Given information:
● ● ●
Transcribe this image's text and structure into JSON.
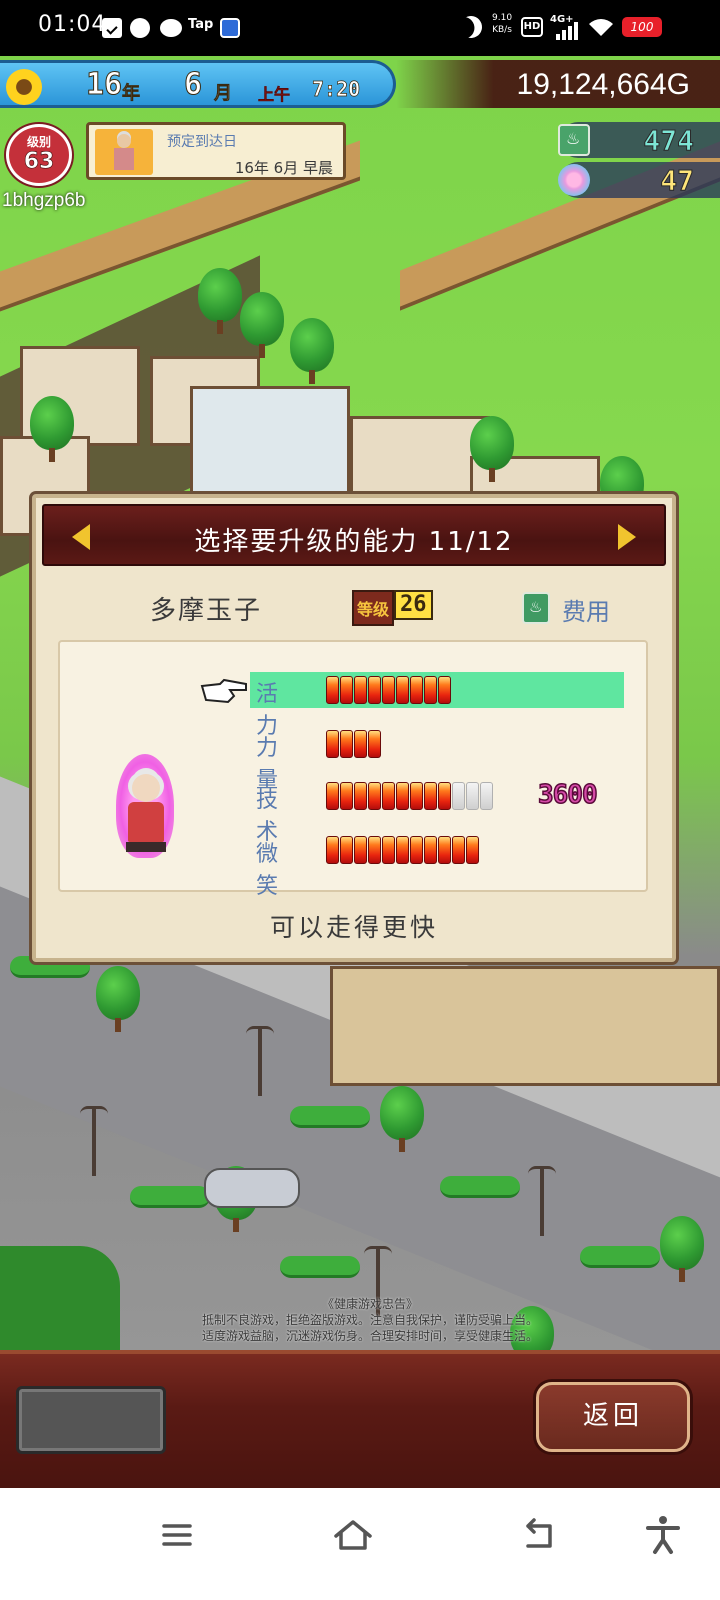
{
  "status_bar": {
    "time": "01:04",
    "net_speed_value": "9.10",
    "net_speed_unit": "KB/s",
    "hd": "HD",
    "network": "4G+",
    "battery": "100",
    "tap_label": "Tap"
  },
  "hud": {
    "year": "16",
    "year_unit": "年",
    "month": "6",
    "month_unit": "月",
    "period": "上午",
    "clock": "7:20",
    "gold": "19,124,664G",
    "level_label": "级别",
    "level_value": "63",
    "player_name": "1bhgzp6b",
    "visitor_title": "预定到达日",
    "visitor_date": "16年 6月 早晨",
    "tickets": "474",
    "medals": "47"
  },
  "dialog": {
    "title": "选择要升级的能力 11/12",
    "staff_name": "多摩玉子",
    "level_label": "等级",
    "level_value": "26",
    "cost_label": "费用",
    "upgrade_cost": "3600",
    "description": "可以走得更快",
    "stats": [
      {
        "name": "活力",
        "filled": 9,
        "empty": 0,
        "selected": true
      },
      {
        "name": "力量",
        "filled": 4,
        "empty": 0,
        "selected": false
      },
      {
        "name": "技术",
        "filled": 9,
        "empty": 3,
        "selected": false
      },
      {
        "name": "微笑",
        "filled": 11,
        "empty": 0,
        "selected": false
      }
    ]
  },
  "notice": {
    "line1": "《健康游戏忠告》",
    "line2": "抵制不良游戏，拒绝盗版游戏。注意自我保护，谨防受骗上当。",
    "line3": "适度游戏益脑，沉迷游戏伤身。合理安排时间，享受健康生活。"
  },
  "bottom": {
    "back_label": "返回"
  },
  "colors": {
    "header_bg": "#4a1311",
    "panel_bg": "#efe5cc",
    "selected_row": "#5fe6a0",
    "stat_name": "#5a7bb0",
    "cost_color": "#d64aa8"
  },
  "icons": {
    "doc": "checklist-icon",
    "speed": "speedometer-icon",
    "chat": "wechat-icon",
    "app": "app-icon",
    "moon": "do-not-disturb-icon",
    "wifi": "wifi-icon",
    "sunflower": "sunflower-icon",
    "ticket": "hot-spring-ticket-icon",
    "medal": "medal-icon",
    "pointer": "pointing-hand-icon"
  }
}
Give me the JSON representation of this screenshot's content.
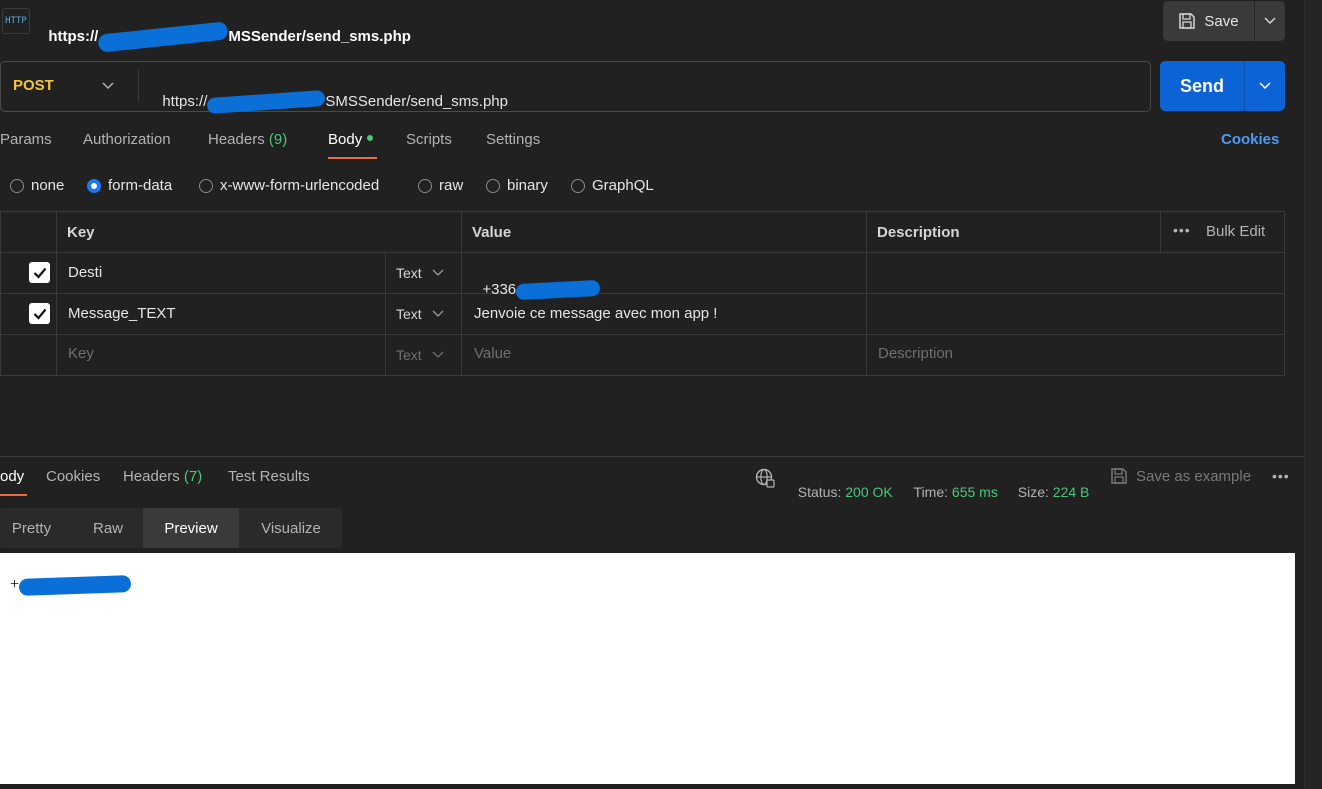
{
  "header": {
    "tab_title_prefix": "https://",
    "tab_title_suffix": "MSSender/send_sms.php",
    "icon_label": "HTTP",
    "save_label": "Save"
  },
  "request": {
    "method": "POST",
    "url_prefix": "https://",
    "url_suffix": "SMSSender/send_sms.php",
    "send_label": "Send"
  },
  "request_tabs": {
    "params": "Params",
    "authorization": "Authorization",
    "headers": "Headers",
    "headers_count": "(9)",
    "body": "Body",
    "scripts": "Scripts",
    "settings": "Settings",
    "cookies": "Cookies"
  },
  "body_types": {
    "none": "none",
    "form_data": "form-data",
    "urlencoded": "x-www-form-urlencoded",
    "raw": "raw",
    "binary": "binary",
    "graphql": "GraphQL",
    "selected": "form-data"
  },
  "table": {
    "col_key": "Key",
    "col_value": "Value",
    "col_description": "Description",
    "bulk_edit": "Bulk Edit",
    "rows": [
      {
        "key": "Desti",
        "type": "Text",
        "value": "+336",
        "checked": true
      },
      {
        "key": "Message_TEXT",
        "type": "Text",
        "value": "Jenvoie ce message avec mon app !",
        "checked": true
      }
    ],
    "placeholder_key": "Key",
    "placeholder_type": "Text",
    "placeholder_value": "Value",
    "placeholder_description": "Description"
  },
  "response": {
    "tab_body": "ody",
    "tab_cookies": "Cookies",
    "tab_headers": "Headers",
    "headers_count": "(7)",
    "tab_test_results": "Test Results",
    "status_label": "Status:",
    "status_value": "200 OK",
    "time_label": "Time:",
    "time_value": "655 ms",
    "size_label": "Size:",
    "size_value": "224 B",
    "save_example": "Save as example",
    "views": [
      "Pretty",
      "Raw",
      "Preview",
      "Visualize"
    ],
    "active_view": "Preview",
    "preview_text": "+"
  },
  "colors": {
    "accent_blue": "#0b63d6",
    "method_yellow": "#f5c43a",
    "success_green": "#49c77a",
    "active_underline": "#e96e3c"
  }
}
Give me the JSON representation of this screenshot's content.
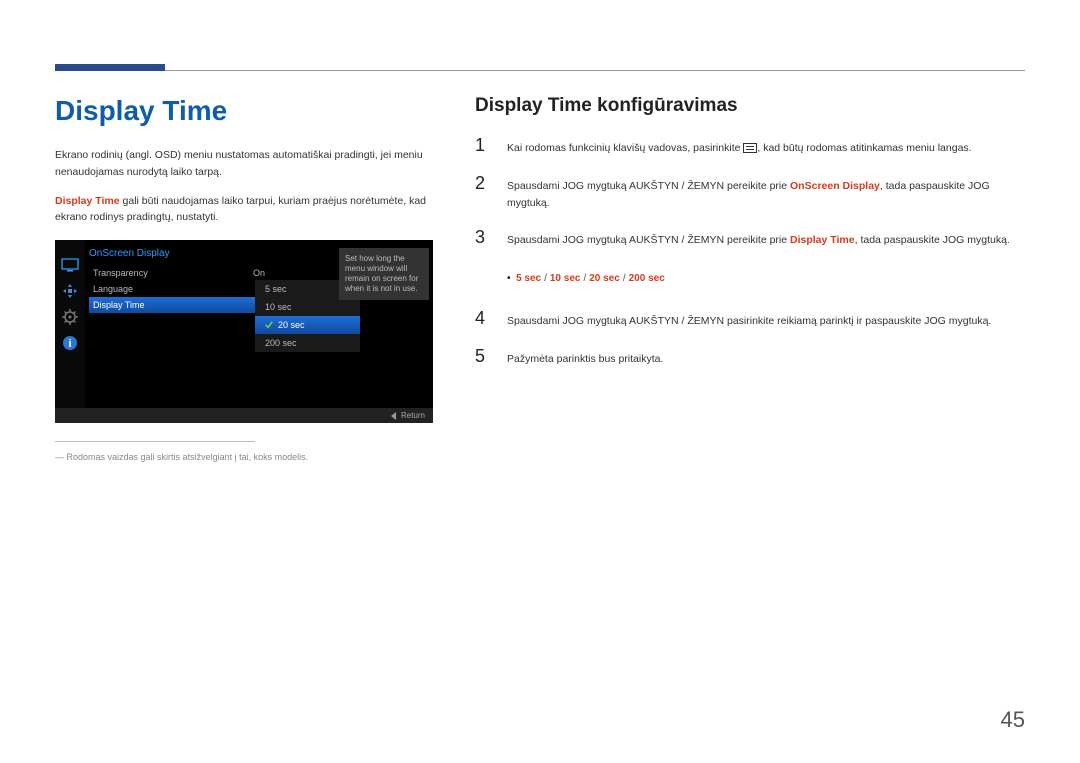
{
  "left": {
    "heading": "Display Time",
    "para1": "Ekrano rodinių (angl. OSD) meniu nustatomas automatiškai pradingti, jei meniu nenaudojamas nurodytą laiko tarpą.",
    "para2_bold": "Display Time",
    "para2_rest": " gali būti naudojamas laiko tarpui, kuriam praėjus norėtumėte, kad ekrano rodinys pradingtų, nustatyti.",
    "footnote": "Rodomas vaizdas gali skirtis atsižvelgiant į tai, koks modelis."
  },
  "osd": {
    "title": "OnScreen Display",
    "row1_label": "Transparency",
    "row1_val": "On",
    "row2_label": "Language",
    "row3_label": "Display Time",
    "opt1": "5 sec",
    "opt2": "10 sec",
    "opt3": "20 sec",
    "opt4": "200 sec",
    "tip": "Set how long the menu window will remain on screen for when it is not in use.",
    "return": "Return"
  },
  "right": {
    "heading": "Display Time konfigūravimas",
    "step1_a": "Kai rodomas funkcinių klavišų vadovas, pasirinkite ",
    "step1_b": ", kad būtų rodomas atitinkamas meniu langas.",
    "step2_a": "Spausdami JOG mygtuką AUKŠTYN / ŽEMYN pereikite prie ",
    "step2_bold": "OnScreen Display",
    "step2_b": ", tada paspauskite JOG mygtuką.",
    "step3_a": "Spausdami JOG mygtuką AUKŠTYN / ŽEMYN pereikite prie ",
    "step3_bold": "Display Time",
    "step3_b": ", tada paspauskite JOG mygtuką.",
    "opts": {
      "o1": "5 sec",
      "o2": "10 sec",
      "o3": "20 sec",
      "o4": "200 sec"
    },
    "step4": "Spausdami JOG mygtuką AUKŠTYN / ŽEMYN pasirinkite reikiamą parinktį ir paspauskite JOG mygtuką.",
    "step5": "Pažymėta parinktis bus pritaikyta."
  },
  "page": "45"
}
● ● ●
Instructions for the task: Extract all the entries word for word; omit any pictures.

Written reply:
Transcribe this image's text and structure into JSON.
{
  "status_bar": {
    "time": "01:04",
    "net_speed_value": "9.10",
    "net_speed_unit": "KB/s",
    "hd": "HD",
    "network": "4G+",
    "battery": "100",
    "tap_label": "Tap"
  },
  "hud": {
    "year": "16",
    "year_unit": "年",
    "month": "6",
    "month_unit": "月",
    "period": "上午",
    "clock": "7:20",
    "gold": "19,124,664G",
    "level_label": "级别",
    "level_value": "63",
    "player_name": "1bhgzp6b",
    "visitor_title": "预定到达日",
    "visitor_date": "16年 6月 早晨",
    "tickets": "474",
    "medals": "47"
  },
  "dialog": {
    "title": "选择要升级的能力 11/12",
    "staff_name": "多摩玉子",
    "level_label": "等级",
    "level_value": "26",
    "cost_label": "费用",
    "upgrade_cost": "3600",
    "description": "可以走得更快",
    "stats": [
      {
        "name": "活力",
        "filled": 9,
        "empty": 0,
        "selected": true
      },
      {
        "name": "力量",
        "filled": 4,
        "empty": 0,
        "selected": false
      },
      {
        "name": "技术",
        "filled": 9,
        "empty": 3,
        "selected": false
      },
      {
        "name": "微笑",
        "filled": 11,
        "empty": 0,
        "selected": false
      }
    ]
  },
  "notice": {
    "line1": "《健康游戏忠告》",
    "line2": "抵制不良游戏，拒绝盗版游戏。注意自我保护，谨防受骗上当。",
    "line3": "适度游戏益脑，沉迷游戏伤身。合理安排时间，享受健康生活。"
  },
  "bottom": {
    "back_label": "返回"
  },
  "colors": {
    "header_bg": "#4a1311",
    "panel_bg": "#efe5cc",
    "selected_row": "#5fe6a0",
    "stat_name": "#5a7bb0",
    "cost_color": "#d64aa8"
  },
  "icons": {
    "doc": "checklist-icon",
    "speed": "speedometer-icon",
    "chat": "wechat-icon",
    "app": "app-icon",
    "moon": "do-not-disturb-icon",
    "wifi": "wifi-icon",
    "sunflower": "sunflower-icon",
    "ticket": "hot-spring-ticket-icon",
    "medal": "medal-icon",
    "pointer": "pointing-hand-icon"
  }
}
Give me the JSON representation of this screenshot's content.
{
  "header": {
    "tab_title_prefix": "https://",
    "tab_title_suffix": "MSSender/send_sms.php",
    "icon_label": "HTTP",
    "save_label": "Save"
  },
  "request": {
    "method": "POST",
    "url_prefix": "https://",
    "url_suffix": "SMSSender/send_sms.php",
    "send_label": "Send"
  },
  "request_tabs": {
    "params": "Params",
    "authorization": "Authorization",
    "headers": "Headers",
    "headers_count": "(9)",
    "body": "Body",
    "scripts": "Scripts",
    "settings": "Settings",
    "cookies": "Cookies"
  },
  "body_types": {
    "none": "none",
    "form_data": "form-data",
    "urlencoded": "x-www-form-urlencoded",
    "raw": "raw",
    "binary": "binary",
    "graphql": "GraphQL",
    "selected": "form-data"
  },
  "table": {
    "col_key": "Key",
    "col_value": "Value",
    "col_description": "Description",
    "bulk_edit": "Bulk Edit",
    "rows": [
      {
        "key": "Desti",
        "type": "Text",
        "value": "+336",
        "checked": true
      },
      {
        "key": "Message_TEXT",
        "type": "Text",
        "value": "Jenvoie ce message avec mon app !",
        "checked": true
      }
    ],
    "placeholder_key": "Key",
    "placeholder_type": "Text",
    "placeholder_value": "Value",
    "placeholder_description": "Description"
  },
  "response": {
    "tab_body": "ody",
    "tab_cookies": "Cookies",
    "tab_headers": "Headers",
    "headers_count": "(7)",
    "tab_test_results": "Test Results",
    "status_label": "Status:",
    "status_value": "200 OK",
    "time_label": "Time:",
    "time_value": "655 ms",
    "size_label": "Size:",
    "size_value": "224 B",
    "save_example": "Save as example",
    "views": [
      "Pretty",
      "Raw",
      "Preview",
      "Visualize"
    ],
    "active_view": "Preview",
    "preview_text": "+"
  },
  "colors": {
    "accent_blue": "#0b63d6",
    "method_yellow": "#f5c43a",
    "success_green": "#49c77a",
    "active_underline": "#e96e3c"
  }
}
Give me the JSON representation of this screenshot's content.
{
  "left": {
    "heading": "Display Time",
    "para1": "Ekrano rodinių (angl. OSD) meniu nustatomas automatiškai pradingti, jei meniu nenaudojamas nurodytą laiko tarpą.",
    "para2_bold": "Display Time",
    "para2_rest": " gali būti naudojamas laiko tarpui, kuriam praėjus norėtumėte, kad ekrano rodinys pradingtų, nustatyti.",
    "footnote": "Rodomas vaizdas gali skirtis atsižvelgiant į tai, koks modelis."
  },
  "osd": {
    "title": "OnScreen Display",
    "row1_label": "Transparency",
    "row1_val": "On",
    "row2_label": "Language",
    "row3_label": "Display Time",
    "opt1": "5 sec",
    "opt2": "10 sec",
    "opt3": "20 sec",
    "opt4": "200 sec",
    "tip": "Set how long the menu window will remain on screen for when it is not in use.",
    "return": "Return"
  },
  "right": {
    "heading": "Display Time konfigūravimas",
    "step1_a": "Kai rodomas funkcinių klavišų vadovas, pasirinkite ",
    "step1_b": ", kad būtų rodomas atitinkamas meniu langas.",
    "step2_a": "Spausdami JOG mygtuką AUKŠTYN / ŽEMYN pereikite prie ",
    "step2_bold": "OnScreen Display",
    "step2_b": ", tada paspauskite JOG mygtuką.",
    "step3_a": "Spausdami JOG mygtuką AUKŠTYN / ŽEMYN pereikite prie ",
    "step3_bold": "Display Time",
    "step3_b": ", tada paspauskite JOG mygtuką.",
    "opts": {
      "o1": "5 sec",
      "o2": "10 sec",
      "o3": "20 sec",
      "o4": "200 sec"
    },
    "step4": "Spausdami JOG mygtuką AUKŠTYN / ŽEMYN pasirinkite reikiamą parinktį ir paspauskite JOG mygtuką.",
    "step5": "Pažymėta parinktis bus pritaikyta."
  },
  "page": "45"
}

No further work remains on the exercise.